O problema da liberdade, por exemplo – “quem deve ter liberdade?”, ou “a quem é boa a liberdade?” - já foi alvo das considerações de Joaquim Nabuco, William Pitt, Frederick Douglas, Martin Luther King e muitos outros abolicionistas.  Estes se perguntaram: “faz sentido tratar um sujeito X com um conjunto de princípios diferentes, no que diz respeito à sua liberdade, apenas em função de sua cor?” A resposta a que chegaram foi de que sendo todos humanos e, como humanos, apreciadores da liberdade, não havia fundamento concreto para uma diferença de tratamento sobre algo que é, fundamentalmente, o mesmo interesse (o interesse de manter-se livre, o prazer que se extrai da percepção de liberdade e o sofrimento que se extrai da negação da liberdade).


A pessoa moralmente informada sobre questões interespecíficas, dotada de um pensamento universalista, despindo-se de posições privilegiadas, simplifica a questão: a liberdade não deve ser negada, então, a qualquer um capaz de conscientemente desejá-la. Mesmo que disso decorra prejuízo ou diminuição de prazer de alguém que, de uma posição privilegiada, analise a questão.

### LISTAGEM DE DADOS
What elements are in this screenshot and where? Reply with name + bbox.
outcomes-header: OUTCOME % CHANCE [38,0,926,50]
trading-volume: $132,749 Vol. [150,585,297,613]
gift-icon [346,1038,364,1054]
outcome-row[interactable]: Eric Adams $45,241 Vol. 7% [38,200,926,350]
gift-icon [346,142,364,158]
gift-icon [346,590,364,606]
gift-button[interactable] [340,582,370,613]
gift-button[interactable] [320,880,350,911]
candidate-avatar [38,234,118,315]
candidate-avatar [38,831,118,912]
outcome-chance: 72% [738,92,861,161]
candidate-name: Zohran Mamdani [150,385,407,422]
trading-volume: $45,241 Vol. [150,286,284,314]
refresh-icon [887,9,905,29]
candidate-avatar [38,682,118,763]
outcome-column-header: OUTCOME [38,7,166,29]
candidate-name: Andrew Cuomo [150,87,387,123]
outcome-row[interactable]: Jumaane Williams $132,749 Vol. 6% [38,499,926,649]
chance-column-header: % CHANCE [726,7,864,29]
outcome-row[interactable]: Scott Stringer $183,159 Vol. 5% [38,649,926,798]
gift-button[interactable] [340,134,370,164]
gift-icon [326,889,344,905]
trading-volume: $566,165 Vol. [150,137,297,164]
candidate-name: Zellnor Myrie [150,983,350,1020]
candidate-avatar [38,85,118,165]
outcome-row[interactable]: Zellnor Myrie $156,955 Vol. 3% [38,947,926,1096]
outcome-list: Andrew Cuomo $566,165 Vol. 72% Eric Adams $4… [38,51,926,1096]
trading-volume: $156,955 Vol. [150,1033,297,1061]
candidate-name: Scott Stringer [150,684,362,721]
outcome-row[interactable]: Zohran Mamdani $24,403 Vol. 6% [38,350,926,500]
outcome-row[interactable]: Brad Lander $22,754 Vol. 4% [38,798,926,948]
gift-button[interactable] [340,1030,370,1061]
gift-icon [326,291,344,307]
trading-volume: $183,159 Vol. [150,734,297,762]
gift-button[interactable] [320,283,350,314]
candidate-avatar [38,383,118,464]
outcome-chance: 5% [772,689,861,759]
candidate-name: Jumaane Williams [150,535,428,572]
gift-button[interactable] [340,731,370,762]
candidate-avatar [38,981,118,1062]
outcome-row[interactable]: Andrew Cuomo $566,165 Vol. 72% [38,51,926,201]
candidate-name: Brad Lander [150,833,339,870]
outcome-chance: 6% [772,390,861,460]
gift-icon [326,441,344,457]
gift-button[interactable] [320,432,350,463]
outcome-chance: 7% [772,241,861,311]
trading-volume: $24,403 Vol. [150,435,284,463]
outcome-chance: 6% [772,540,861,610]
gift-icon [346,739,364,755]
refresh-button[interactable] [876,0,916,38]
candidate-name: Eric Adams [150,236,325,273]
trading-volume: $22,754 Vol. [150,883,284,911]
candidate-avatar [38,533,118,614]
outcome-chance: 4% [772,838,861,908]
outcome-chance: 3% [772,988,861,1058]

### TRABALHO SOLICITADO
Relacione todas as pessoas que a seção do documento cita nominalmente como tendo considerado o problema da liberdade.

### RESPOSTA À TAREFA
Joaquim Nabuco
William Pitt
Frederick Douglas
Martin Luther King